=== Written exercise ===
Every record below is to be retyped exactly.

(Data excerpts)

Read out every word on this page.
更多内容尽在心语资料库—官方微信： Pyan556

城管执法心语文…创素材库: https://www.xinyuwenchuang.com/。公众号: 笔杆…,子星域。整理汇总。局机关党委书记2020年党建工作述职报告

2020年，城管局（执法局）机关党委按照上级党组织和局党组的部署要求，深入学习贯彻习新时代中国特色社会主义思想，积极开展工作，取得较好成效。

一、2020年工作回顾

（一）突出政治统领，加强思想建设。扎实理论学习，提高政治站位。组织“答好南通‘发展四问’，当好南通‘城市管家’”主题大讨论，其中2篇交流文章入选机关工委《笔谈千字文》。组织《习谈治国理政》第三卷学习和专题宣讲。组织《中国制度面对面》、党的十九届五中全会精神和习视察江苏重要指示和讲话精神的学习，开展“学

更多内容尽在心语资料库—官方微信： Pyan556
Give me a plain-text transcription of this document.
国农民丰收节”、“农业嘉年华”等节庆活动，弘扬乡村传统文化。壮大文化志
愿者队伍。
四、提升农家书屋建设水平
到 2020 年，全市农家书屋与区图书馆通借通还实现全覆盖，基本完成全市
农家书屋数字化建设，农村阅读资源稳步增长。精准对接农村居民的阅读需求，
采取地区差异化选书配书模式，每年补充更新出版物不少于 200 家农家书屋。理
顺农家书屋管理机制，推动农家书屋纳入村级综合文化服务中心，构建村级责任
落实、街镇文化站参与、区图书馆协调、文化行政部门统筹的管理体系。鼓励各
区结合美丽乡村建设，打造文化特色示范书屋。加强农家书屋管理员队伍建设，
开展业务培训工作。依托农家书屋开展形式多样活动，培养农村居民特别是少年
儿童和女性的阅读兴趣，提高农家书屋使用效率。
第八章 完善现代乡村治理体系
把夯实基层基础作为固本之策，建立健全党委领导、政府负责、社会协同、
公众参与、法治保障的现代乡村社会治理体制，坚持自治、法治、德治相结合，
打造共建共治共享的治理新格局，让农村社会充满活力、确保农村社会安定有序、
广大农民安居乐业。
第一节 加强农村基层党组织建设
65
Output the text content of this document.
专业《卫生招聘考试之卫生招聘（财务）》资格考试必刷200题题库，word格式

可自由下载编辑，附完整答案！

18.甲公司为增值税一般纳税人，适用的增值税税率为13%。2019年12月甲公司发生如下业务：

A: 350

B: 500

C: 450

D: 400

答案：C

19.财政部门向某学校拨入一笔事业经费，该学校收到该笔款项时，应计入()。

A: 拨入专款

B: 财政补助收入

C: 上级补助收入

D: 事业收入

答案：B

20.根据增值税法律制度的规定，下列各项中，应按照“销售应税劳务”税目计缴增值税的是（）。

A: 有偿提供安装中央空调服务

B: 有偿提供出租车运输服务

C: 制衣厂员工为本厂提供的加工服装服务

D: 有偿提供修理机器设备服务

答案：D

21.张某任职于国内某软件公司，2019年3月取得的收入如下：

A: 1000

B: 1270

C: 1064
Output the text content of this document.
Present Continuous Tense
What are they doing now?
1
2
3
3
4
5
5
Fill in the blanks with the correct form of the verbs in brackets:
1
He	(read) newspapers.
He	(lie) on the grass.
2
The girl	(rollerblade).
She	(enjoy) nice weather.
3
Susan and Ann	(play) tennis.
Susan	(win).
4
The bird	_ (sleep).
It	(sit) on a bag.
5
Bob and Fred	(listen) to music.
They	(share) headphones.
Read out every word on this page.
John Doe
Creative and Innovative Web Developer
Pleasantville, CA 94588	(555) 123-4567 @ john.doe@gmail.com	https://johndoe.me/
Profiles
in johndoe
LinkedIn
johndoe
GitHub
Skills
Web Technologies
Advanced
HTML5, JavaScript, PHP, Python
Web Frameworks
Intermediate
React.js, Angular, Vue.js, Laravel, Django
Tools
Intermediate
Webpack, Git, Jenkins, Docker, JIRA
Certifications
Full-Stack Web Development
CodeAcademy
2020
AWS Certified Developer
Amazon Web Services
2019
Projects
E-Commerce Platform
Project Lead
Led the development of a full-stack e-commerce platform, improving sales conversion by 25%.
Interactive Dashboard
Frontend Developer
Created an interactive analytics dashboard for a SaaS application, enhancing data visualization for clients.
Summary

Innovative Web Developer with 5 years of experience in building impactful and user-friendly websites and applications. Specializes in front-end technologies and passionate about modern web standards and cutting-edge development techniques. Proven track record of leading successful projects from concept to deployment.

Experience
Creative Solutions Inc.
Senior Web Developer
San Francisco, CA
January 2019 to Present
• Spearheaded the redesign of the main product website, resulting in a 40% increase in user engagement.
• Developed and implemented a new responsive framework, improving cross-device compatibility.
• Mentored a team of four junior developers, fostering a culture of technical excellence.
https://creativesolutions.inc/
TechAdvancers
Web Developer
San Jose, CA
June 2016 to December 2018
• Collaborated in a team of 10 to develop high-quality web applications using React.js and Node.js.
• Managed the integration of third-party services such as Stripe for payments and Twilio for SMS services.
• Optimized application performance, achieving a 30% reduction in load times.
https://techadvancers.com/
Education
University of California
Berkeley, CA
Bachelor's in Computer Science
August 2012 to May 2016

=== Task response ===
Read out every word on this page.
更多内容尽在心语资料库—官方微信： Pyan556

城管执法心语文…创素材库: https://www.xinyuwenchuang.com/。公众号: 笔杆…,子星域。整理汇总。局机关党委书记2020年党建工作述职报告

2020年，城管局（执法局）机关党委按照上级党组织和局党组的部署要求，深入学习贯彻习新时代中国特色社会主义思想，积极开展工作，取得较好成效。

一、2020年工作回顾

（一）突出政治统领，加强思想建设。扎实理论学习，提高政治站位。组织“答好南通‘发展四问’，当好南通‘城市管家’”主题大讨论，其中2篇交流文章入选机关工委《笔谈千字文》。组织《习谈治国理政》第三卷学习和专题宣讲。组织《中国制度面对面》、党的十九届五中全会精神和习视察江苏重要指示和讲话精神的学习，开展“学

更多内容尽在心语资料库—官方微信： Pyan556
Give me a plain-text transcription of this document.
国农民丰收节”、“农业嘉年华”等节庆活动，弘扬乡村传统文化。壮大文化志
愿者队伍。
四、提升农家书屋建设水平
到 2020 年，全市农家书屋与区图书馆通借通还实现全覆盖，基本完成全市
农家书屋数字化建设，农村阅读资源稳步增长。精准对接农村居民的阅读需求，
采取地区差异化选书配书模式，每年补充更新出版物不少于 200 家农家书屋。理
顺农家书屋管理机制，推动农家书屋纳入村级综合文化服务中心，构建村级责任
落实、街镇文化站参与、区图书馆协调、文化行政部门统筹的管理体系。鼓励各
区结合美丽乡村建设，打造文化特色示范书屋。加强农家书屋管理员队伍建设，
开展业务培训工作。依托农家书屋开展形式多样活动，培养农村居民特别是少年
儿童和女性的阅读兴趣，提高农家书屋使用效率。
第八章 完善现代乡村治理体系
把夯实基层基础作为固本之策，建立健全党委领导、政府负责、社会协同、
公众参与、法治保障的现代乡村社会治理体制，坚持自治、法治、德治相结合，
打造共建共治共享的治理新格局，让农村社会充满活力、确保农村社会安定有序、
广大农民安居乐业。
第一节 加强农村基层党组织建设
65
Output the text content of this document.
专业《卫生招聘考试之卫生招聘（财务）》资格考试必刷200题题库，word格式

可自由下载编辑，附完整答案！

18.甲公司为增值税一般纳税人，适用的增值税税率为13%。2019年12月甲公司发生如下业务：

A: 350

B: 500

C: 450

D: 400

答案：C

19.财政部门向某学校拨入一笔事业经费，该学校收到该笔款项时，应计入()。

A: 拨入专款

B: 财政补助收入

C: 上级补助收入

D: 事业收入

答案：B

20.根据增值税法律制度的规定，下列各项中，应按照“销售应税劳务”税目计缴增值税的是（）。

A: 有偿提供安装中央空调服务

B: 有偿提供出租车运输服务

C: 制衣厂员工为本厂提供的加工服装服务

D: 有偿提供修理机器设备服务

答案：D

21.张某任职于国内某软件公司，2019年3月取得的收入如下：

A: 1000

B: 1270

C: 1064
Output the text content of this document.
Present Continuous Tense
What are they doing now?
1
2
3
3
4
5
5
Fill in the blanks with the correct form of the verbs in brackets:
1
He	(read) newspapers.
He	(lie) on the grass.
2
The girl	(rollerblade).
She	(enjoy) nice weather.
3
Susan and Ann	(play) tennis.
Susan	(win).
4
The bird	_ (sleep).
It	(sit) on a bag.
5
Bob and Fred	(listen) to music.
They	(share) headphones.
Read out every word on this page.
John Doe
Creative and Innovative Web Developer
Pleasantville, CA 94588	(555) 123-4567 @ john.doe@gmail.com	https://johndoe.me/
Profiles
in johndoe
LinkedIn
johndoe
GitHub
Skills
Web Technologies
Advanced
HTML5, JavaScript, PHP, Python
Web Frameworks
Intermediate
React.js, Angular, Vue.js, Laravel, Django
Tools
Intermediate
Webpack, Git, Jenkins, Docker, JIRA
Certifications
Full-Stack Web Development
CodeAcademy
2020
AWS Certified Developer
Amazon Web Services
2019
Projects
E-Commerce Platform
Project Lead
Led the development of a full-stack e-commerce platform, improving sales conversion by 25%.
Interactive Dashboard
Frontend Developer
Created an interactive analytics dashboard for a SaaS application, enhancing data visualization for clients.
Summary

Innovative Web Developer with 5 years of experience in building impactful and user-friendly websites and applications. Specializes in front-end technologies and passionate about modern web standards and cutting-edge development techniques. Proven track record of leading successful projects from concept to deployment.

Experience
Creative Solutions Inc.
Senior Web Developer
San Francisco, CA
January 2019 to Present
• Spearheaded the redesign of the main product website, resulting in a 40% increase in user engagement.
• Developed and implemented a new responsive framework, improving cross-device compatibility.
• Mentored a team of four junior developers, fostering a culture of technical excellence.
https://creativesolutions.inc/
TechAdvancers
Web Developer
San Jose, CA
June 2016 to December 2018
• Collaborated in a team of 10 to develop high-quality web applications using React.js and Node.js.
• Managed the integration of third-party services such as Stripe for payments and Twilio for SMS services.
• Optimized application performance, achieving a 30% reduction in load times.
https://techadvancers.com/
Education
University of California
Berkeley, CA
Bachelor's in Computer Science
August 2012 to May 2016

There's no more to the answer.